— Begin INPUT DATA —

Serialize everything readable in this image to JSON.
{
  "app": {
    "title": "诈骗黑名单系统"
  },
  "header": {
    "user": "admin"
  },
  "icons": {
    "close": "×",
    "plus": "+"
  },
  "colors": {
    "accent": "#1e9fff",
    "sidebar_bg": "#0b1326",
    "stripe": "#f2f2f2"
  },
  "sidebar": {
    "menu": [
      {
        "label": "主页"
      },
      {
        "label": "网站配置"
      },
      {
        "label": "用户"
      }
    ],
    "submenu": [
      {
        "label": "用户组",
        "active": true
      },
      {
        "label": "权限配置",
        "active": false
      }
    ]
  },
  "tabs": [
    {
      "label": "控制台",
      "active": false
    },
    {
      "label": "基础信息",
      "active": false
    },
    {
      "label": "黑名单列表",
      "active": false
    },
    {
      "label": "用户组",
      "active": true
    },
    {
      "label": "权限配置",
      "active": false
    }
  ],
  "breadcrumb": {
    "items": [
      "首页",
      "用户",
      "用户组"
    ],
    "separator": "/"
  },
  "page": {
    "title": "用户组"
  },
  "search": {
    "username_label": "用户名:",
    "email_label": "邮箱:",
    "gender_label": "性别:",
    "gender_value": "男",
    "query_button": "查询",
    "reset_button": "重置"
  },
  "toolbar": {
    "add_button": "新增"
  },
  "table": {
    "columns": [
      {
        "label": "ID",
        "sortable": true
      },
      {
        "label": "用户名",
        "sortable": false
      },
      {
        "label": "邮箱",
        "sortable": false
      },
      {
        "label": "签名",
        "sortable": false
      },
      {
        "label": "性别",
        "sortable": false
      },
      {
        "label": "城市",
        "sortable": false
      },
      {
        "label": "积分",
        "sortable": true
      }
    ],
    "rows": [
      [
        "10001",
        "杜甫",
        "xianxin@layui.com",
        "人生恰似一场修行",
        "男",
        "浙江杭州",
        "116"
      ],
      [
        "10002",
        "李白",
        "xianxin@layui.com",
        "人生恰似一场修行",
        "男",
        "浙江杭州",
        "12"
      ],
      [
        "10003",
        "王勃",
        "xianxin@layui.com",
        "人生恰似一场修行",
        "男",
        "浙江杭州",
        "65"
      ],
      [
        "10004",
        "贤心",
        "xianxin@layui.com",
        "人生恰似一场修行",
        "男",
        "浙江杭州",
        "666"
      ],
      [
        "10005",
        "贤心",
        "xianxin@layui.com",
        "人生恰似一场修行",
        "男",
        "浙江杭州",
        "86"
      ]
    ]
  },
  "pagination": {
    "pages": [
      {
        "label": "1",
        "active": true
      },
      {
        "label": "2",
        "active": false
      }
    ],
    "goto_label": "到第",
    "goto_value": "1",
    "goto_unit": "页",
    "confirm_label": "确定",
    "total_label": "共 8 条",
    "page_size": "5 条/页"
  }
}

— End INPUT DATA —

Each line must be given again exactly as written above.

COMPLETE RESPONSE:
Serialize everything readable in this image to JSON.
{
  "app": {
    "title": "诈骗黑名单系统"
  },
  "header": {
    "user": "admin"
  },
  "icons": {
    "close": "×",
    "plus": "+"
  },
  "colors": {
    "accent": "#1e9fff",
    "sidebar_bg": "#0b1326",
    "stripe": "#f2f2f2"
  },
  "sidebar": {
    "menu": [
      {
        "label": "主页"
      },
      {
        "label": "网站配置"
      },
      {
        "label": "用户"
      }
    ],
    "submenu": [
      {
        "label": "用户组",
        "active": true
      },
      {
        "label": "权限配置",
        "active": false
      }
    ]
  },
  "tabs": [
    {
      "label": "控制台",
      "active": false
    },
    {
      "label": "基础信息",
      "active": false
    },
    {
      "label": "黑名单列表",
      "active": false
    },
    {
      "label": "用户组",
      "active": true
    },
    {
      "label": "权限配置",
      "active": false
    }
  ],
  "breadcrumb": {
    "items": [
      "首页",
      "用户",
      "用户组"
    ],
    "separator": "/"
  },
  "page": {
    "title": "用户组"
  },
  "search": {
    "username_label": "用户名:",
    "email_label": "邮箱:",
    "gender_label": "性别:",
    "gender_value": "男",
    "query_button": "查询",
    "reset_button": "重置"
  },
  "toolbar": {
    "add_button": "新增"
  },
  "table": {
    "columns": [
      {
        "label": "ID",
        "sortable": true
      },
      {
        "label": "用户名",
        "sortable": false
      },
      {
        "label": "邮箱",
        "sortable": false
      },
      {
        "label": "签名",
        "sortable": false
      },
      {
        "label": "性别",
        "sortable": false
      },
      {
        "label": "城市",
        "sortable": false
      },
      {
        "label": "积分",
        "sortable": true
      }
    ],
    "rows": [
      [
        "10001",
        "杜甫",
        "xianxin@layui.com",
        "人生恰似一场修行",
        "男",
        "浙江杭州",
        "116"
      ],
      [
        "10002",
        "李白",
        "xianxin@layui.com",
        "人生恰似一场修行",
        "男",
        "浙江杭州",
        "12"
      ],
      [
        "10003",
        "王勃",
        "xianxin@layui.com",
        "人生恰似一场修行",
        "男",
        "浙江杭州",
        "65"
      ],
      [
        "10004",
        "贤心",
        "xianxin@layui.com",
        "人生恰似一场修行",
        "男",
        "浙江杭州",
        "666"
      ],
      [
        "10005",
        "贤心",
        "xianxin@layui.com",
        "人生恰似一场修行",
        "男",
        "浙江杭州",
        "86"
      ]
    ]
  },
  "pagination": {
    "pages": [
      {
        "label": "1",
        "active": true
      },
      {
        "label": "2",
        "active": false
      }
    ],
    "goto_label": "到第",
    "goto_value": "1",
    "goto_unit": "页",
    "confirm_label": "确定",
    "total_label": "共 8 条",
    "page_size": "5 条/页"
  }
}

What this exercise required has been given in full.